◆ **Text passage**
From: Samiullah Khawaja <skhawaja@google.com>
To: Pranjal Shrivastava <praan@google.com>
Cc: David Woodhouse <dwmw2@infradead.org>,
Lu Baolu <baolu.lu@linux.intel.com>,
Joerg Roedel <joro@8bytes.org>, Will Deacon <will@kernel.org>,
Jason Gunthorpe <jgg@ziepe.ca>, YiFei Zhu <zhuyifei@google.com>,
Robin Murphy <robin.murphy@arm.com>,
Kevin Tian <kevin.tian@intel.com>,
Alex Williamson <alex@shazbot.org>,
Shuah Khan <shuah@kernel.org>,
iommu@lists.linux.dev, linux-kernel@vger.kernel.org,
kvm@vger.kernel.org, Saeed Mahameed <saeedm@nvidia.com>,
Adithya Jayachandran <ajayachandra@nvidia.com>,
Parav Pandit <parav@nvidia.com>,
Leon Romanovsky <leonro@nvidia.com>,
William Tu <witu@nvidia.com>,
Pratyush Yadav <pratyush@kernel.org>,
Pasha Tatashin <pasha.tatashin@soleen.com>,
David Matlack <dmatlack@google.com>,
Andrew Morton <akpm@linux-foundation.org>,
Chris Li <chrisl@kernel.org>, Vipin Sharma <vipinsh@google.com>
Subject: Re: [PATCH v2 13/16] iommufd: Persist iommu hardware pagetables for live update
Date: Wed, 20 May 2026 19:40:05 +0000 [thread overview]
Message-ID: <ag4DzYZ4ToDcyfn3@google.com> (raw)

◆ **Written request**
Could you copy the email header above in full, line for line?

◆ **Information provided**
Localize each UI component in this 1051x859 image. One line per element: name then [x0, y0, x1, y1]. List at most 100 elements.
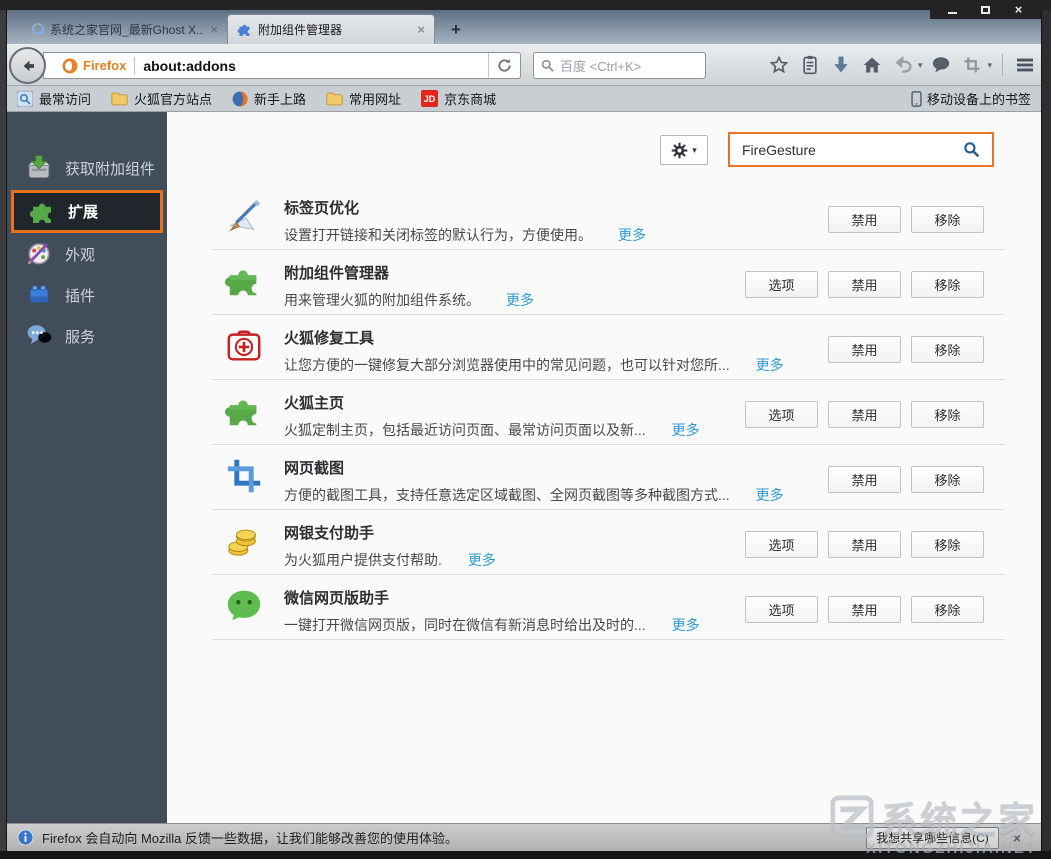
close-button[interactable]: ×	[1002, 1, 1035, 18]
addons-search-input[interactable]	[742, 142, 963, 158]
tab-xitongzhijia[interactable]: 系统之家官网_最新Ghost X... ×	[23, 14, 227, 44]
menu-button[interactable]	[1013, 52, 1037, 78]
feedback-bubble-button[interactable]	[929, 52, 953, 78]
browser-search-bar[interactable]: 百度 <Ctrl+K>	[533, 52, 706, 79]
notification-close-icon[interactable]: ×	[1013, 830, 1021, 846]
remove-button[interactable]: 移除	[911, 336, 984, 363]
addon-row[interactable]: 网页截图方便的截图工具，支持任意选定区域截图、全网页截图等多种截图方式...更多…	[212, 445, 1005, 510]
new-tab-button[interactable]: +	[441, 20, 471, 40]
remove-button[interactable]: 移除	[911, 206, 984, 233]
more-link[interactable]: 更多	[468, 552, 496, 568]
url-text[interactable]: about:addons	[143, 58, 488, 74]
disable-button[interactable]: 禁用	[828, 271, 901, 298]
addon-row[interactable]: 附加组件管理器用来管理火狐的附加组件系统。更多选项禁用移除	[212, 250, 1005, 315]
addon-description-line: 让您方便的一键修复大部分浏览器使用中的常见问题，也可以针对您所... 更多	[284, 355, 828, 375]
info-icon	[17, 829, 34, 846]
mobile-bookmarks-label: 移动设备上的书签	[927, 89, 1031, 108]
window-frame-left	[0, 10, 7, 859]
bookmark-getting-started[interactable]: 新手上路	[232, 89, 306, 108]
tab-close-icon[interactable]: ×	[210, 22, 218, 37]
remove-button[interactable]: 移除	[911, 401, 984, 428]
addon-row[interactable]: 标签页优化设置打开链接和关闭标签的默认行为，方便使用。更多禁用移除	[212, 185, 1005, 250]
close-icon: ×	[1015, 3, 1023, 16]
disable-button[interactable]: 禁用	[828, 466, 901, 493]
mobile-bookmarks[interactable]: 移动设备上的书签	[911, 89, 1031, 108]
choose-what-i-share-button[interactable]: 我想共享哪些信息(C)	[866, 827, 999, 849]
tab-close-icon[interactable]: ×	[417, 22, 425, 37]
sidebar-item-plugins[interactable]: 插件	[7, 275, 167, 316]
addon-row[interactable]: 火狐修复工具让您方便的一键修复大部分浏览器使用中的常见问题，也可以针对您所...…	[212, 315, 1005, 380]
url-bar[interactable]: Firefox about:addons	[43, 52, 521, 79]
disable-button[interactable]: 禁用	[828, 206, 901, 233]
remove-button[interactable]: 移除	[911, 531, 984, 558]
addon-row[interactable]: 火狐主页火狐定制主页，包括最近访问页面、最常访问页面以及新...更多选项禁用移除	[212, 380, 1005, 445]
more-link[interactable]: 更多	[756, 357, 784, 373]
remove-button[interactable]: 移除	[911, 271, 984, 298]
home-button[interactable]	[860, 52, 884, 78]
green-puzzle-icon	[224, 391, 264, 431]
more-link[interactable]: 更多	[672, 617, 700, 633]
window-frame-bottom	[0, 851, 1051, 859]
loading-spinner-icon	[32, 23, 44, 35]
options-button[interactable]: 选项	[745, 401, 818, 428]
options-button[interactable]: 选项	[745, 271, 818, 298]
bookmark-most-visited[interactable]: 最常访问	[17, 89, 91, 108]
more-link[interactable]: 更多	[618, 227, 646, 243]
firefox-badge[interactable]: Firefox	[62, 58, 126, 74]
more-link[interactable]: 更多	[672, 422, 700, 438]
search-placeholder: 百度 <Ctrl+K>	[560, 56, 641, 75]
bookmark-star-button[interactable]	[767, 52, 791, 78]
get-addons-icon	[26, 154, 52, 184]
bookmark-label: 新手上路	[254, 89, 306, 108]
reload-button[interactable]	[488, 53, 520, 78]
downloads-button[interactable]	[829, 52, 853, 78]
bookmark-folder-firefox-official[interactable]: 火狐官方站点	[111, 89, 212, 108]
addon-row[interactable]: 网银支付助手为火狐用户提供支付帮助.更多选项禁用移除	[212, 510, 1005, 575]
remove-button[interactable]: 移除	[911, 466, 984, 493]
screenshot-tool-button[interactable]	[960, 52, 984, 78]
disable-button[interactable]: 禁用	[828, 596, 901, 623]
undo-dropdown-caret[interactable]: ▾	[918, 60, 923, 71]
reload-icon	[497, 58, 512, 73]
minimize-button[interactable]	[936, 1, 969, 18]
more-link[interactable]: 更多	[506, 292, 534, 308]
disable-button[interactable]: 禁用	[828, 401, 901, 428]
gear-dropdown-caret: ▾	[692, 145, 697, 156]
tab-addons-manager[interactable]: 附加组件管理器 ×	[227, 14, 435, 44]
addon-info: 网页截图方便的截图工具，支持任意选定区域截图、全网页截图等多种截图方式...更多	[284, 456, 828, 505]
sidebar-item-appearance[interactable]: 外观	[7, 234, 167, 275]
disable-button[interactable]: 禁用	[828, 336, 901, 363]
more-link[interactable]: 更多	[756, 487, 784, 503]
remove-button[interactable]: 移除	[911, 596, 984, 623]
sidebar-item-label: 外观	[65, 244, 95, 265]
sidebar-item-extensions[interactable]: 扩展	[11, 190, 163, 233]
disable-button[interactable]: 禁用	[828, 531, 901, 558]
url-divider	[134, 57, 135, 74]
addon-description: 为火狐用户提供支付帮助.	[284, 552, 442, 568]
window-controls: ×	[930, 0, 1041, 19]
options-button[interactable]: 选项	[745, 596, 818, 623]
addon-description-line: 一键打开微信网页版，同时在微信有新消息时给出及时的... 更多	[284, 615, 745, 635]
back-button[interactable]	[9, 47, 46, 84]
bookmark-folder-common-sites[interactable]: 常用网址	[326, 89, 401, 108]
tab-bar: 系统之家官网_最新Ghost X... × 附加组件管理器 × +	[7, 10, 1041, 44]
undo-history-button[interactable]	[891, 52, 915, 78]
addon-buttons: 选项禁用移除	[745, 596, 984, 623]
bookmark-jd[interactable]: JD 京东商城	[421, 89, 496, 108]
addon-list: 标签页优化设置打开链接和关闭标签的默认行为，方便使用。更多禁用移除附加组件管理器…	[212, 185, 1005, 640]
screenshot-dropdown-caret[interactable]: ▾	[987, 60, 992, 71]
addon-description: 让您方便的一键修复大部分浏览器使用中的常见问题，也可以针对您所...	[284, 357, 730, 373]
bookmarks-menu-button[interactable]	[798, 52, 822, 78]
sidebar-item-services[interactable]: 服务	[7, 316, 167, 357]
options-button[interactable]: 选项	[745, 531, 818, 558]
firstaid-icon	[224, 326, 264, 366]
addon-description: 一键打开微信网页版，同时在微信有新消息时给出及时的...	[284, 617, 646, 633]
addons-search-icon[interactable]	[963, 141, 980, 158]
addon-description-line: 设置打开链接和关闭标签的默认行为，方便使用。更多	[284, 225, 828, 245]
maximize-button[interactable]	[969, 1, 1002, 18]
sidebar-item-get-addons[interactable]: 获取附加组件	[7, 148, 167, 189]
addons-search-field[interactable]	[728, 132, 994, 167]
tab-label: 系统之家官网_最新Ghost X...	[50, 21, 204, 38]
tools-for-addons-button[interactable]: ▾	[660, 135, 708, 165]
addon-row[interactable]: 微信网页版助手一键打开微信网页版，同时在微信有新消息时给出及时的...更多选项禁…	[212, 575, 1005, 640]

◆ **Written answer**
From: Samiullah Khawaja <skhawaja@google.com>
To: Pranjal Shrivastava <praan@google.com>
Cc: David Woodhouse <dwmw2@infradead.org>,
Lu Baolu <baolu.lu@linux.intel.com>,
Joerg Roedel <joro@8bytes.org>, Will Deacon <will@kernel.org>,
Jason Gunthorpe <jgg@ziepe.ca>, YiFei Zhu <zhuyifei@google.com>,
Robin Murphy <robin.murphy@arm.com>,
Kevin Tian <kevin.tian@intel.com>,
Alex Williamson <alex@shazbot.org>,
Shuah Khan <shuah@kernel.org>,
iommu@lists.linux.dev, linux-kernel@vger.kernel.org,
kvm@vger.kernel.org, Saeed Mahameed <saeedm@nvidia.com>,
Adithya Jayachandran <ajayachandra@nvidia.com>,
Parav Pandit <parav@nvidia.com>,
Leon Romanovsky <leonro@nvidia.com>,
William Tu <witu@nvidia.com>,
Pratyush Yadav <pratyush@kernel.org>,
Pasha Tatashin <pasha.tatashin@soleen.com>,
David Matlack <dmatlack@google.com>,
Andrew Morton <akpm@linux-foundation.org>,
Chris Li <chrisl@kernel.org>, Vipin Sharma <vipinsh@google.com>
Subject: Re: [PATCH v2 13/16] iommufd: Persist iommu hardware pagetables for live update
Date: Wed, 20 May 2026 19:40:05 +0000 [thread overview]
Message-ID: <ag4DzYZ4ToDcyfn3@google.com> (raw)